• **Written problem**
The data below should be restated word for word, with every picture omitted.

• **Extracted data**
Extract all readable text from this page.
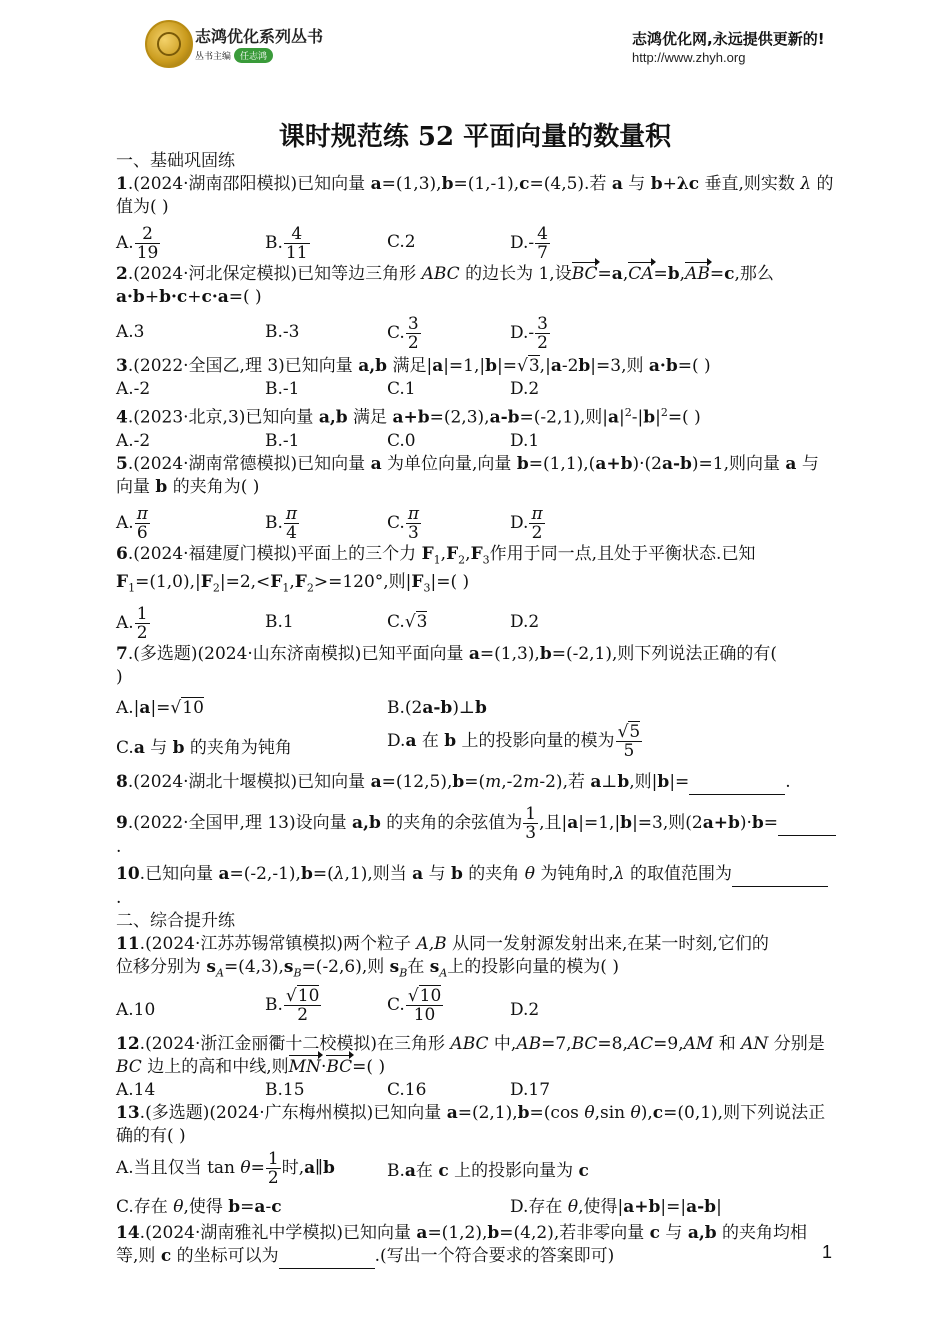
志鸿优化系列丛书
丛书主编 任志鸿
志鸿优化网,永远提供更新的!
http://www.zhyh.org
课时规范练 52 平面向量的数量积
一、基础巩固练
1.(2024·湖南邵阳模拟)已知向量 a=(1,3),b=(1,-1),c=(4,5).若 a 与 b+λc 垂直,则实数 λ 的
值为( )
A. $\frac{2}{19}$	B. $\frac{4}{11}$	C.2	$D.- \frac{4}{7}$
2.(2024·河北保定模拟)已知等边三角形 ABC 的边长为 1,设BC=a,CA=b,AB=c,那么
a·b+b·c+c·a=( )
A.3	B.-3	C. $\frac{3}{2}$	$D.- \frac{3}{2}$
3.(2022·全国乙,理 3)已知向量 a,b 满足|a|=1,|b|=√3,|a-2b|=3,则 a·b=( )
A.-2	B.-1	C.1	D.2
4.(2023·北京,3)已知向量 a,b 满足 a+b=(2,3),a-b=(-2,1),则$|a|^2-|b|^2=$( )
A.-2	B.-1	C.0	D.1
5.(2024·湖南常德模拟)已知向量 a 为单位向量,向量 b=(1,1),(a+b)·(2a-b)=1,则向量 a 与
向量 b 的夹角为( )
A. $\frac{\pi}{6}$	B. $\frac{\pi}{4}$	C. $\frac{\pi}{3}$	D. $\frac{\pi}{2}$
6.(2024·福建厦门模拟)平面上的三个力 $F_1,F_2,F_3$作用于同一点,且处于平衡状态.已知
$F_1=(1,0),|F_2|=2,<F_1,F_2>=120^\circ$,则$|F_3|=$( )
A. $\frac{1}{2}$	B.1	C.√3	D.2
7.(多选题)(2024·山东济南模拟)已知平面向量 a=(1,3),b=(-2,1),则下列说法正确的有(
)
A.|a|=√10	B.(2a-b)⊥b
C.a 与 b 的夹角为钝角	D.a 在 b 上的投影向量的模为 $\frac{√5}{5}$
8.(2024·湖北十堰模拟)已知向量 a=(12,5),b=(m,-2m-2),若 a⊥b,则|b|=	.
9.(2022·全国甲,理 13)设向量 a,b 的夹角的余弦值为 $\frac{1}{3}$ ,且|a|=1,|b|=3,则(2a+b)·b=
.
10.已知向量 a=(-2,-1),b=(λ,1),则当 a 与 b 的夹角 θ 为钝角时,λ 的取值范围为
.
二、综合提升练
11.(2024·江苏苏锡常镇模拟)两个粒子 A,B 从同一发射源发射出来,在某一时刻,它们的
位移分别为 $s_A=(4,3),s_B=(-2,6)$,则 $s_B$在 $s_A$上的投影向量的模为( )
A.10	B. $\frac{√10}{2}$	C. $\frac{√10}{10}$	D.2
12.(2024·浙江金丽衢十二校模拟)在三角形 ABC 中,AB=7,BC=8,AC=9,AM 和 AN 分别是
BC 边上的高和中线,则MN·BC=( )
A.14	B.15	C.16	D.17
13.(多选题)(2024·广东梅州模拟)已知向量 a=(2,1),b=(cos θ,sin θ),c=(0,1),则下列说法正
确的有( )
A.当且仅当 $\tan \theta= \frac{1}{2}$ 时,a∥b	B.a在 c 上的投影向量为 c
C.存在 θ,使得 b=a-c	D.存在 θ,使得|a+b|=|a-b|
14.(2024·湖南雅礼中学模拟)已知向量 a=(1,2),b=(4,2),若非零向量 c 与 a,b 的夹角均相
等,则 c 的坐标可以为	.(写出一个符合要求的答案即可)	1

• **Solution to this exercise**
Extract all readable text from this page.
志鸿优化系列丛书
丛书主编 任志鸿
志鸿优化网,永远提供更新的!
http://www.zhyh.org
课时规范练 52 平面向量的数量积
一、基础巩固练
1.(2024·湖南邵阳模拟)已知向量 a=(1,3),b=(1,-1),c=(4,5).若 a 与 b+λc 垂直,则实数 λ 的
值为( )
A. $\frac{2}{19}$	B. $\frac{4}{11}$	C.2	$D.- \frac{4}{7}$
2.(2024·河北保定模拟)已知等边三角形 ABC 的边长为 1,设BC=a,CA=b,AB=c,那么
a·b+b·c+c·a=( )
A.3	B.-3	C. $\frac{3}{2}$	$D.- \frac{3}{2}$
3.(2022·全国乙,理 3)已知向量 a,b 满足|a|=1,|b|=√3,|a-2b|=3,则 a·b=( )
A.-2	B.-1	C.1	D.2
4.(2023·北京,3)已知向量 a,b 满足 a+b=(2,3),a-b=(-2,1),则$|a|^2-|b|^2=$( )
A.-2	B.-1	C.0	D.1
5.(2024·湖南常德模拟)已知向量 a 为单位向量,向量 b=(1,1),(a+b)·(2a-b)=1,则向量 a 与
向量 b 的夹角为( )
A. $\frac{\pi}{6}$	B. $\frac{\pi}{4}$	C. $\frac{\pi}{3}$	D. $\frac{\pi}{2}$
6.(2024·福建厦门模拟)平面上的三个力 $F_1,F_2,F_3$作用于同一点,且处于平衡状态.已知
$F_1=(1,0),|F_2|=2,<F_1,F_2>=120^\circ$,则$|F_3|=$( )
A. $\frac{1}{2}$	B.1	C.√3	D.2
7.(多选题)(2024·山东济南模拟)已知平面向量 a=(1,3),b=(-2,1),则下列说法正确的有(
)
A.|a|=√10	B.(2a-b)⊥b
C.a 与 b 的夹角为钝角	D.a 在 b 上的投影向量的模为 $\frac{√5}{5}$
8.(2024·湖北十堰模拟)已知向量 a=(12,5),b=(m,-2m-2),若 a⊥b,则|b|=	.
9.(2022·全国甲,理 13)设向量 a,b 的夹角的余弦值为 $\frac{1}{3}$ ,且|a|=1,|b|=3,则(2a+b)·b=
.
10.已知向量 a=(-2,-1),b=(λ,1),则当 a 与 b 的夹角 θ 为钝角时,λ 的取值范围为
.
二、综合提升练
11.(2024·江苏苏锡常镇模拟)两个粒子 A,B 从同一发射源发射出来,在某一时刻,它们的
位移分别为 $s_A=(4,3),s_B=(-2,6)$,则 $s_B$在 $s_A$上的投影向量的模为( )
A.10	B. $\frac{√10}{2}$	C. $\frac{√10}{10}$	D.2
12.(2024·浙江金丽衢十二校模拟)在三角形 ABC 中,AB=7,BC=8,AC=9,AM 和 AN 分别是
BC 边上的高和中线,则MN·BC=( )
A.14	B.15	C.16	D.17
13.(多选题)(2024·广东梅州模拟)已知向量 a=(2,1),b=(cos θ,sin θ),c=(0,1),则下列说法正
确的有( )
A.当且仅当 $\tan \theta= \frac{1}{2}$ 时,a∥b	B.a在 c 上的投影向量为 c
C.存在 θ,使得 b=a-c	D.存在 θ,使得|a+b|=|a-b|
14.(2024·湖南雅礼中学模拟)已知向量 a=(1,2),b=(4,2),若非零向量 c 与 a,b 的夹角均相
等,则 c 的坐标可以为	.(写出一个符合要求的答案即可)	1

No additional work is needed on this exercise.